SHORT EXERCISE: In your copy, leave out the pictures; write out all the data exactly.

(Recorded data)
■ ■ ■
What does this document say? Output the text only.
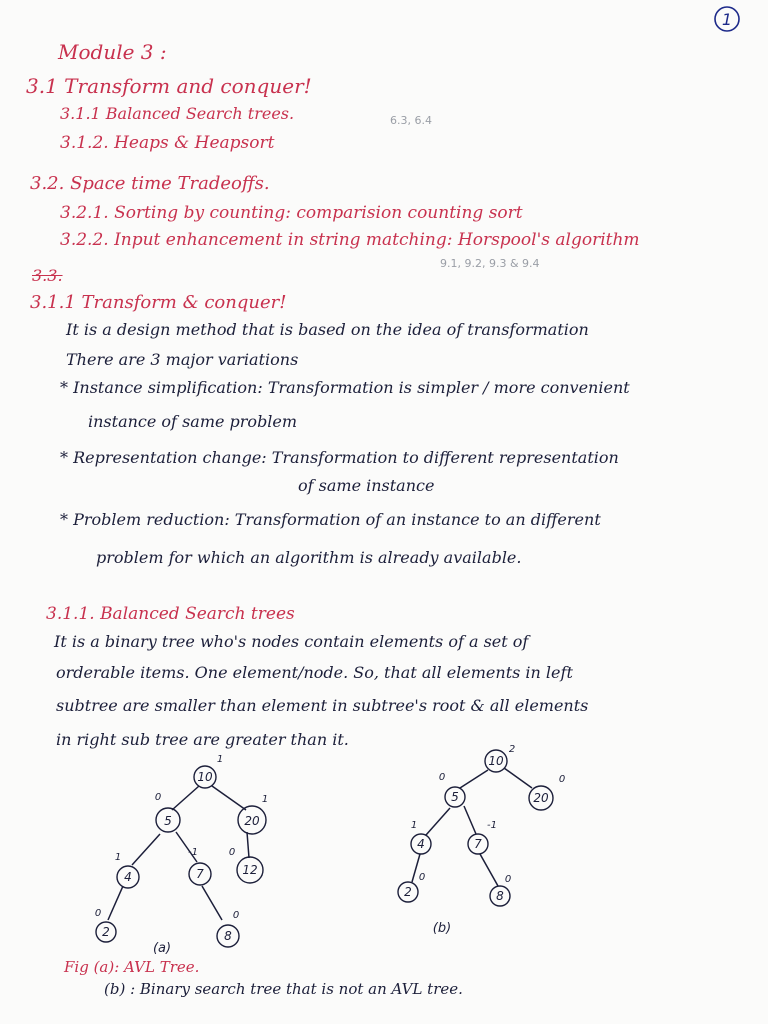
1
Module 3 :
3.1 Transform and conquer!
3.1.1 Balanced Search trees.	6.3, 6.4
3.1.2. Heaps & Heapsort
3.2. Space time Tradeoffs.
3.2.1. Sorting by counting: comparision counting sort
3.2.2. Input enhancement in string matching: Horspool's algorithm
9.1, 9.2, 9.3 & 9.4
3.3.
3.1.1 Transform & conquer!
It is a design method that is based on the idea of transformation
There are 3 major variations
* Instance simplification: Transformation is simpler / more convenient
instance of same problem
* Representation change: Transformation to different representation
of same instance
* Problem reduction: Transformation of an instance to an different
problem for which an algorithm is already available.
3.1.1. Balanced Search trees
It is a binary tree who's nodes contain elements of a set of
orderable items. One element/node. So, that all elements in left
subtree are smaller than element in subtree's root & all elements
in right sub tree are greater than it.
10
5	20
4	7	12
2	8
1
0	1
1	-1	0
0	0
(a)
10
5	20
4	7
2	8
2
0	0
1	-1
0	0
(b)
Fig (a): AVL Tree.
(b) : Binary search tree that is not an AVL tree.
■ ■ ■
WORKED ANSWER:
What does this document say? Output the text only.
1
Module 3 :
3.1 Transform and conquer!
3.1.1 Balanced Search trees.	6.3, 6.4
3.1.2. Heaps & Heapsort
3.2. Space time Tradeoffs.
3.2.1. Sorting by counting: comparision counting sort
3.2.2. Input enhancement in string matching: Horspool's algorithm
9.1, 9.2, 9.3 & 9.4
3.3.
3.1.1 Transform & conquer!
It is a design method that is based on the idea of transformation
There are 3 major variations
* Instance simplification: Transformation is simpler / more convenient
instance of same problem
* Representation change: Transformation to different representation
of same instance
* Problem reduction: Transformation of an instance to an different
problem for which an algorithm is already available.
3.1.1. Balanced Search trees
It is a binary tree who's nodes contain elements of a set of
orderable items. One element/node. So, that all elements in left
subtree are smaller than element in subtree's root & all elements
in right sub tree are greater than it.
10
5	20
4	7	12
2	8
1
0	1
1	-1	0
0	0
(a)
10
5	20
4	7
2	8
2
0	0
1	-1
0	0
(b)
Fig (a): AVL Tree.
(b) : Binary search tree that is not an AVL tree.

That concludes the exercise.